# What you need to do:
Reproduce each of the rows below character for character, omitting any picture from your answer.
++++++
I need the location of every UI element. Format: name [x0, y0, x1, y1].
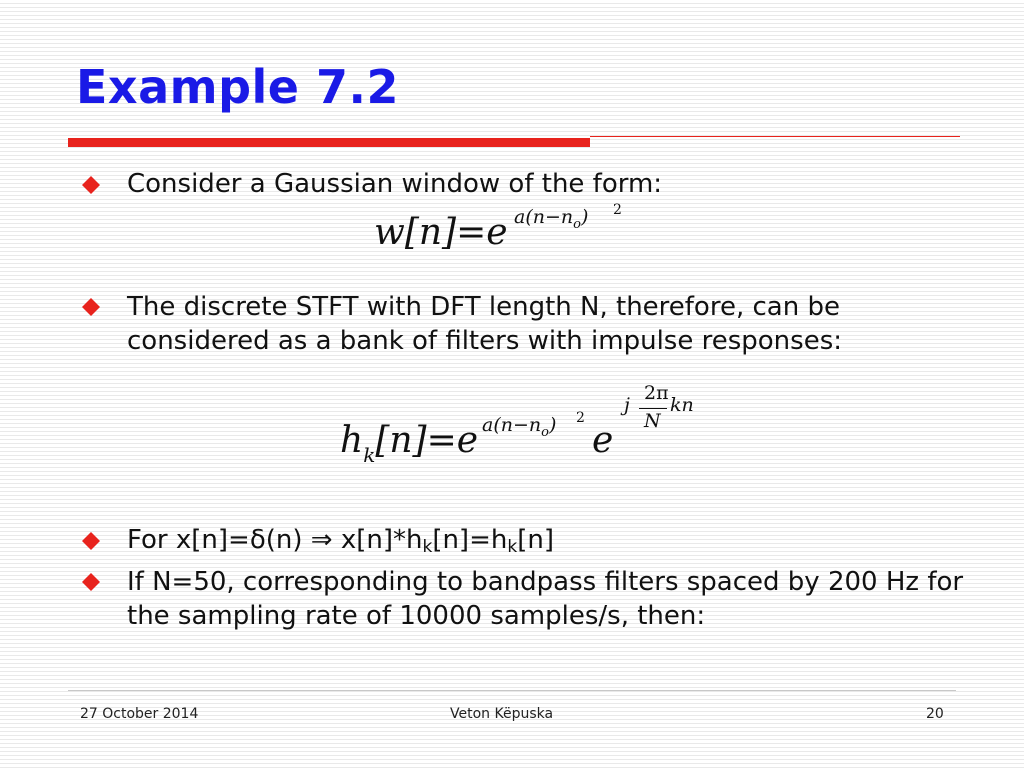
eq2-e2: e: [592, 420, 614, 461]
eq2-lhs-rest: [n]=e: [375, 420, 479, 461]
eq2-j: j: [624, 394, 630, 416]
bullet-text-3: For x[n]=δ(n) ⇒ $x[n]*h_k[n]=h_k[n]$: [127, 525, 554, 557]
title-underline-thin: [590, 136, 960, 137]
footer-author: Veton Këpuska: [450, 706, 554, 722]
diamond-icon: [82, 176, 100, 194]
bullet-text-1: Consider a Gaussian window of the form:: [127, 169, 663, 199]
footer-page-number: 20: [926, 706, 944, 722]
footer-divider: [68, 690, 956, 691]
diamond-icon: [82, 298, 100, 316]
eq1-exponent-power: 2: [613, 202, 622, 218]
eq2-exponent-power: 2: [576, 410, 585, 426]
equation-impulse-response: [340, 382, 694, 467]
diamond-icon: [82, 573, 100, 591]
eq2-frac-bar: [639, 408, 667, 409]
slide-title: Example 7.2: [76, 60, 399, 114]
footer-date: 27 October 2014: [80, 706, 199, 722]
eq2-frac-num: 2π: [644, 382, 669, 404]
bullet-text-4: If N=50, corresponding to bandpass filters spaced by 200 Hz for the sampling rate of 10000 samples/s, then:: [127, 567, 964, 631]
eq2-exponent: $a(n-n_o)$: [482, 414, 557, 440]
eq1-exponent: $a(n-n_o)$: [514, 206, 589, 232]
equation-gaussian-window: [374, 202, 622, 253]
bullet-text-2: The discrete STFT with DFT length N, therefore, can be considered as a bank of filters with impulse responses:: [127, 292, 843, 356]
eq2-frac-den: N: [644, 410, 661, 432]
eq2-h: h: [340, 420, 364, 461]
eq2-kn: kn: [670, 394, 694, 416]
eq2-h-sub: k: [363, 443, 376, 467]
diamond-icon: [82, 532, 100, 550]
title-underline-thick: [68, 138, 590, 147]
eq1-lhs: w[n]=e: [374, 212, 508, 253]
++++++
# Completed exercise:
I need the location of every UI element. Format: name [x0, y0, x1, y1].
eq2-e2: e: [592, 420, 614, 461]
eq2-lhs-rest: [n]=e: [375, 420, 479, 461]
eq2-j: j: [624, 394, 630, 416]
bullet-text-3: For x[n]=δ(n) ⇒ $x[n]*h_k[n]=h_k[n]$: [127, 525, 554, 557]
title-underline-thin: [590, 136, 960, 137]
footer-author: Veton Këpuska: [450, 706, 554, 722]
diamond-icon: [82, 176, 100, 194]
bullet-text-1: Consider a Gaussian window of the form:: [127, 169, 663, 199]
footer-page-number: 20: [926, 706, 944, 722]
footer-divider: [68, 690, 956, 691]
diamond-icon: [82, 298, 100, 316]
eq1-exponent-power: 2: [613, 202, 622, 218]
eq2-exponent-power: 2: [576, 410, 585, 426]
equation-impulse-response: [340, 382, 694, 467]
diamond-icon: [82, 573, 100, 591]
eq2-frac-bar: [639, 408, 667, 409]
slide-title: Example 7.2: [76, 60, 399, 114]
footer-date: 27 October 2014: [80, 706, 199, 722]
eq2-frac-num: 2π: [644, 382, 669, 404]
bullet-text-4: If N=50, corresponding to bandpass filters spaced by 200 Hz for the sampling rate of 10000 samples/s, then:: [127, 567, 964, 631]
eq2-exponent: $a(n-n_o)$: [482, 414, 557, 440]
eq1-exponent: $a(n-n_o)$: [514, 206, 589, 232]
equation-gaussian-window: [374, 202, 622, 253]
bullet-text-2: The discrete STFT with DFT length N, therefore, can be considered as a bank of filters with impulse responses:: [127, 292, 843, 356]
eq2-frac-den: N: [644, 410, 661, 432]
eq2-h: h: [340, 420, 364, 461]
eq2-kn: kn: [670, 394, 694, 416]
eq2-h-sub: k: [363, 443, 376, 467]
diamond-icon: [82, 532, 100, 550]
title-underline-thick: [68, 138, 590, 147]
eq1-lhs: w[n]=e: [374, 212, 508, 253]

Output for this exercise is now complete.